(begin)

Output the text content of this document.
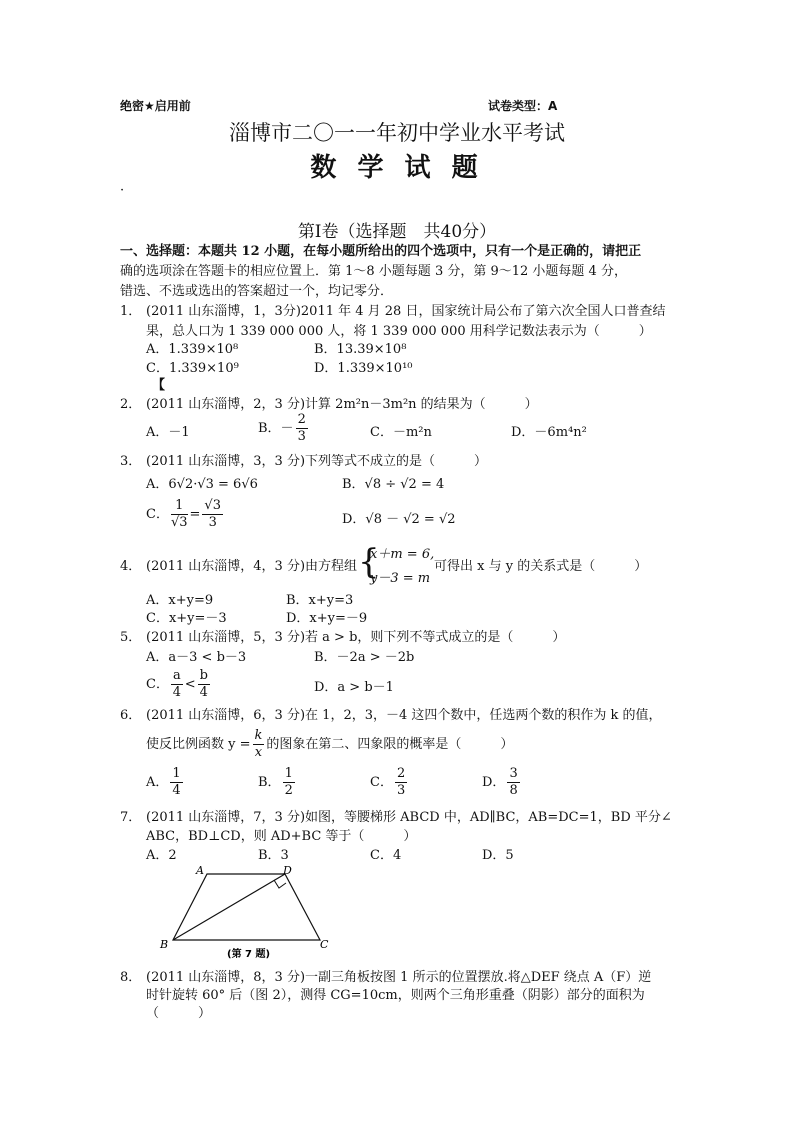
绝密★启用前	试卷类型：A
淄博市二〇一一年初中学业水平考试
数 学 试 题
·
第Ⅰ卷（选择题　共40分）
一、选择题：本题共 12 小题，在每小题所给出的四个选项中，只有一个是正确的，请把正
确的选项涂在答题卡的相应位置上．第 1～8 小题每题 3 分，第 9～12 小题每题 4 分，
错选、不选或选出的答案超过一个，均记零分．
1． (2011 山东淄博，1，3分)2011 年 4 月 28 日，国家统计局公布了第六次全国人口普查结
果，总人口为 1 339 000 000 人，将 1 339 000 000 用科学记数法表示为（　　　）
A．1.339×10⁸	B．13.39×10⁸
C．1.339×10⁹	D．1.339×10¹⁰
【
2． (2011 山东淄博，2，3 分)计算 2m²n－3m²n 的结果为（　　　）
A．－1	B．－ $\frac{2}{3}$	C．－m²n	D．－6m⁴n²
3． (2011 山东淄博，3，3 分)下列等式不成立的是（　　　）
A．6√2·√3 = 6√6	B．√8 ÷ √2 = 4
C． $\frac{1}{√3} = \frac{√3}{3}$	D．√8 － √2 = √2
4． (2011 山东淄博，4，3 分)由方程组 {
x＋m = 6,
y－3 = m
可得出 x 与 y 的关系式是（　　　）
A．x+y=9	B．x+y=3
C．x+y=－3	D．x+y=－9
5． (2011 山东淄博，5，3 分)若 a > b，则下列不等式成立的是（　　　）
A．a－3 < b－3	B．－2a > －2b
C． $\frac{a}{4} < \frac{b}{4}$	D．a > b－1
6． (2011 山东淄博，6，3 分)在 1，2，3，－4 这四个数中，任选两个数的积作为 k 的值，
使反比例函数 $y = \frac{k}{x}$ 的图象在第二、四象限的概率是（　　　）
A． $\frac{1}{4}$	B． $\frac{1}{2}$	C． $\frac{2}{3}$	D． $\frac{3}{8}$
7． (2011 山东淄博，7，3 分)如图，等腰梯形 ABCD 中，AD∥BC，AB=DC=1，BD 平分∠
ABC，BD⊥CD，则 AD+BC 等于（　　　）
A．2	B．3	C．4	D．5
A	D
B	C
(第 7 题)
8． (2011 山东淄博，8，3 分)一副三角板按图 1 所示的位置摆放.将△DEF 绕点 A（F）逆
时针旋转 60° 后（图 2），测得 CG=10cm，则两个三角形重叠（阴影）部分的面积为
（　　　）
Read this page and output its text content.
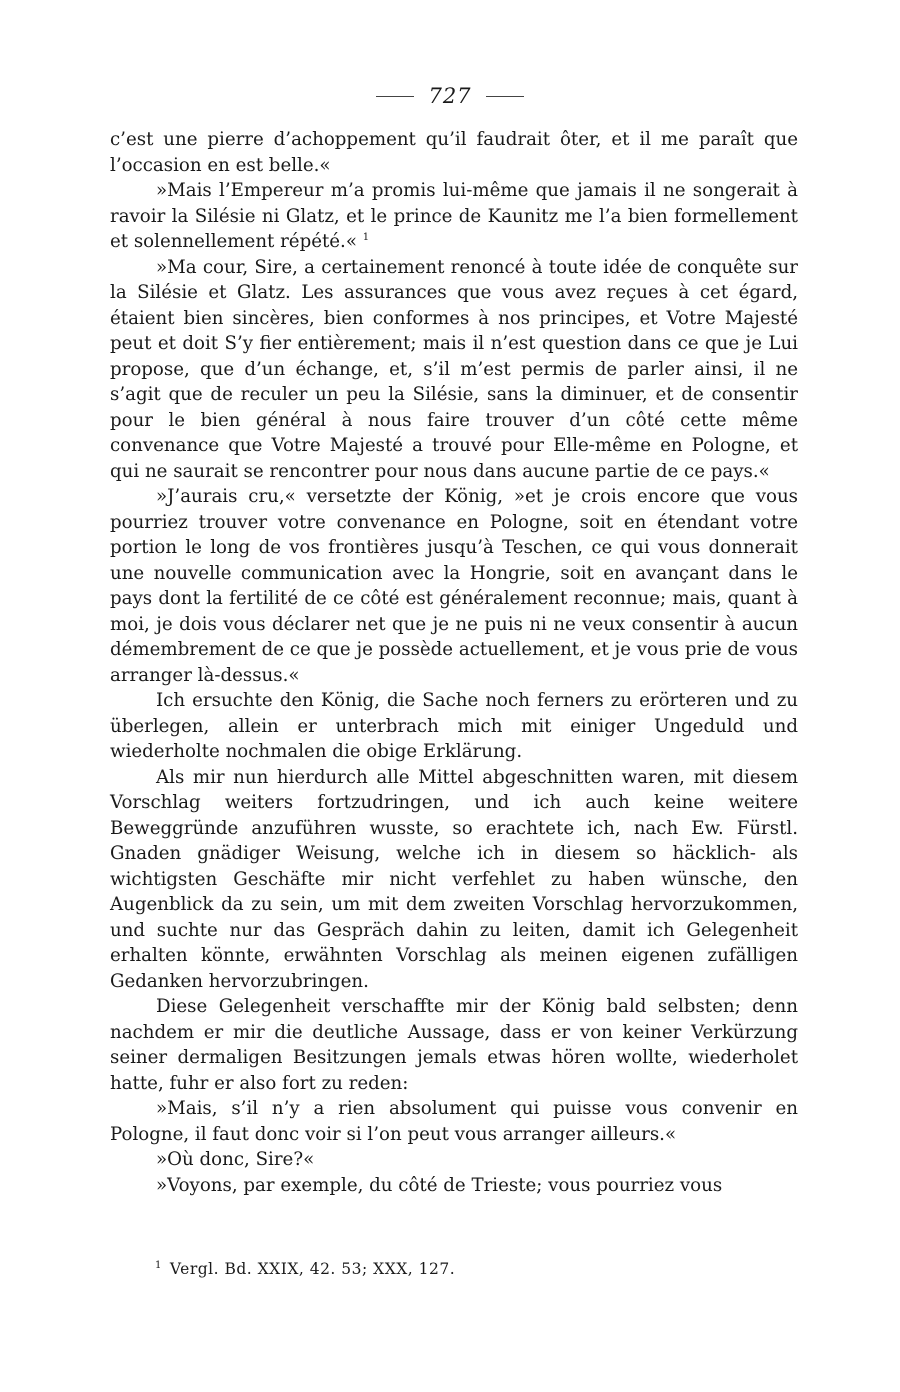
727

c’est une pierre d’achoppement qu’il faudrait ôter, et il me paraît que l’occasion en est belle.«

»Mais l’Empereur m’a promis lui-même que jamais il ne songerait à ravoir la Silésie ni Glatz, et le prince de Kaunitz me l’a bien formellement et solennellement répété.« $^1$

»Ma cour, Sire, a certainement renoncé à toute idée de conquête sur la Silésie et Glatz. Les assurances que vous avez reçues à cet égard, étaient bien sincères, bien conformes à nos principes, et Votre Majesté peut et doit S’y fier entièrement; mais il n’est question dans ce que je Lui propose, que d’un échange, et, s’il m’est permis de parler ainsi, il ne s’agit que de reculer un peu la Silésie, sans la diminuer, et de consentir pour le bien général à nous faire trouver d’un côté cette même convenance que Votre Majesté a trouvé pour Elle-même en Pologne, et qui ne saurait se rencontrer pour nous dans aucune partie de ce pays.«

»J’aurais cru,« versetzte der König, »et je crois encore que vous pourriez trouver votre convenance en Pologne, soit en étendant votre portion le long de vos frontières jusqu’à Teschen, ce qui vous donnerait une nouvelle communication avec la Hongrie, soit en avançant dans le pays dont la fertilité de ce côté est généralement reconnue; mais, quant à moi, je dois vous déclarer net que je ne puis ni ne veux consentir à aucun démembrement de ce que je possède actuellement, et je vous prie de vous arranger là-dessus.«

Ich ersuchte den König, die Sache noch ferners zu erörteren und zu überlegen, allein er unterbrach mich mit einiger Ungeduld und wiederholte nochmalen die obige Erklärung.

Als mir nun hierdurch alle Mittel abgeschnitten waren, mit diesem Vorschlag weiters fortzudringen, und ich auch keine weitere Beweggründe anzuführen wusste, so erachtete ich, nach Ew. Fürstl. Gnaden gnädiger Weisung, welche ich in diesem so häcklich- als wichtigsten Geschäfte mir nicht verfehlet zu haben wünsche, den Augenblick da zu sein, um mit dem zweiten Vorschlag hervorzukommen, und suchte nur das Gespräch dahin zu leiten, damit ich Gelegenheit erhalten könnte, erwähnten Vorschlag als meinen eigenen zufälligen Gedanken hervorzubringen.

Diese Gelegenheit verschaffte mir der König bald selbsten; denn nachdem er mir die deutliche Aussage, dass er von keiner Verkürzung seiner dermaligen Besitzungen jemals etwas hören wollte, wiederholet hatte, fuhr er also fort zu reden:

»Mais, s’il n’y a rien absolument qui puisse vous convenir en Pologne, il faut donc voir si l’on peut vous arranger ailleurs.«

»Où donc, Sire?«

»Voyons, par exemple, du côté de Trieste; vous pourriez vous

$^1$ Vergl. Bd. XXIX, 42. 53; XXX, 127.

(end)

Copy every entry exactly as written. Pictures are excluded.

Output the text content of this document.
绝密★启用前	试卷类型：A
淄博市二〇一一年初中学业水平考试
数 学 试 题
·
第Ⅰ卷（选择题　共40分）
一、选择题：本题共 12 小题，在每小题所给出的四个选项中，只有一个是正确的，请把正
确的选项涂在答题卡的相应位置上．第 1～8 小题每题 3 分，第 9～12 小题每题 4 分，
错选、不选或选出的答案超过一个，均记零分．
1． (2011 山东淄博，1，3分)2011 年 4 月 28 日，国家统计局公布了第六次全国人口普查结
果，总人口为 1 339 000 000 人，将 1 339 000 000 用科学记数法表示为（　　　）
A．1.339×10⁸	B．13.39×10⁸
C．1.339×10⁹	D．1.339×10¹⁰
【
2． (2011 山东淄博，2，3 分)计算 2m²n－3m²n 的结果为（　　　）
A．－1	B．－ $\frac{2}{3}$	C．－m²n	D．－6m⁴n²
3． (2011 山东淄博，3，3 分)下列等式不成立的是（　　　）
A．6√2·√3 = 6√6	B．√8 ÷ √2 = 4
C． $\frac{1}{√3} = \frac{√3}{3}$	D．√8 － √2 = √2
4． (2011 山东淄博，4，3 分)由方程组 {
x＋m = 6,
y－3 = m
可得出 x 与 y 的关系式是（　　　）
A．x+y=9	B．x+y=3
C．x+y=－3	D．x+y=－9
5． (2011 山东淄博，5，3 分)若 a > b，则下列不等式成立的是（　　　）
A．a－3 < b－3	B．－2a > －2b
C． $\frac{a}{4} < \frac{b}{4}$	D．a > b－1
6． (2011 山东淄博，6，3 分)在 1，2，3，－4 这四个数中，任选两个数的积作为 k 的值，
使反比例函数 $y = \frac{k}{x}$ 的图象在第二、四象限的概率是（　　　）
A． $\frac{1}{4}$	B． $\frac{1}{2}$	C． $\frac{2}{3}$	D． $\frac{3}{8}$
7． (2011 山东淄博，7，3 分)如图，等腰梯形 ABCD 中，AD∥BC，AB=DC=1，BD 平分∠
ABC，BD⊥CD，则 AD+BC 等于（　　　）
A．2	B．3	C．4	D．5
A	D
B	C
(第 7 题)
8． (2011 山东淄博，8，3 分)一副三角板按图 1 所示的位置摆放.将△DEF 绕点 A（F）逆
时针旋转 60° 后（图 2），测得 CG=10cm，则两个三角形重叠（阴影）部分的面积为
（　　　）
Read this page and output its text content.
727

c’est une pierre d’achoppement qu’il faudrait ôter, et il me paraît que l’occasion en est belle.«

»Mais l’Empereur m’a promis lui-même que jamais il ne songerait à ravoir la Silésie ni Glatz, et le prince de Kaunitz me l’a bien formellement et solennellement répété.« $^1$

»Ma cour, Sire, a certainement renoncé à toute idée de conquête sur la Silésie et Glatz. Les assurances que vous avez reçues à cet égard, étaient bien sincères, bien conformes à nos principes, et Votre Majesté peut et doit S’y fier entièrement; mais il n’est question dans ce que je Lui propose, que d’un échange, et, s’il m’est permis de parler ainsi, il ne s’agit que de reculer un peu la Silésie, sans la diminuer, et de consentir pour le bien général à nous faire trouver d’un côté cette même convenance que Votre Majesté a trouvé pour Elle-même en Pologne, et qui ne saurait se rencontrer pour nous dans aucune partie de ce pays.«

»J’aurais cru,« versetzte der König, »et je crois encore que vous pourriez trouver votre convenance en Pologne, soit en étendant votre portion le long de vos frontières jusqu’à Teschen, ce qui vous donnerait une nouvelle communication avec la Hongrie, soit en avançant dans le pays dont la fertilité de ce côté est généralement reconnue; mais, quant à moi, je dois vous déclarer net que je ne puis ni ne veux consentir à aucun démembrement de ce que je possède actuellement, et je vous prie de vous arranger là-dessus.«

Ich ersuchte den König, die Sache noch ferners zu erörteren und zu überlegen, allein er unterbrach mich mit einiger Ungeduld und wiederholte nochmalen die obige Erklärung.

Als mir nun hierdurch alle Mittel abgeschnitten waren, mit diesem Vorschlag weiters fortzudringen, und ich auch keine weitere Beweggründe anzuführen wusste, so erachtete ich, nach Ew. Fürstl. Gnaden gnädiger Weisung, welche ich in diesem so häcklich- als wichtigsten Geschäfte mir nicht verfehlet zu haben wünsche, den Augenblick da zu sein, um mit dem zweiten Vorschlag hervorzukommen, und suchte nur das Gespräch dahin zu leiten, damit ich Gelegenheit erhalten könnte, erwähnten Vorschlag als meinen eigenen zufälligen Gedanken hervorzubringen.

Diese Gelegenheit verschaffte mir der König bald selbsten; denn nachdem er mir die deutliche Aussage, dass er von keiner Verkürzung seiner dermaligen Besitzungen jemals etwas hören wollte, wiederholet hatte, fuhr er also fort zu reden:

»Mais, s’il n’y a rien absolument qui puisse vous convenir en Pologne, il faut donc voir si l’on peut vous arranger ailleurs.«

»Où donc, Sire?«

»Voyons, par exemple, du côté de Trieste; vous pourriez vous

$^1$ Vergl. Bd. XXIX, 42. 53; XXX, 127.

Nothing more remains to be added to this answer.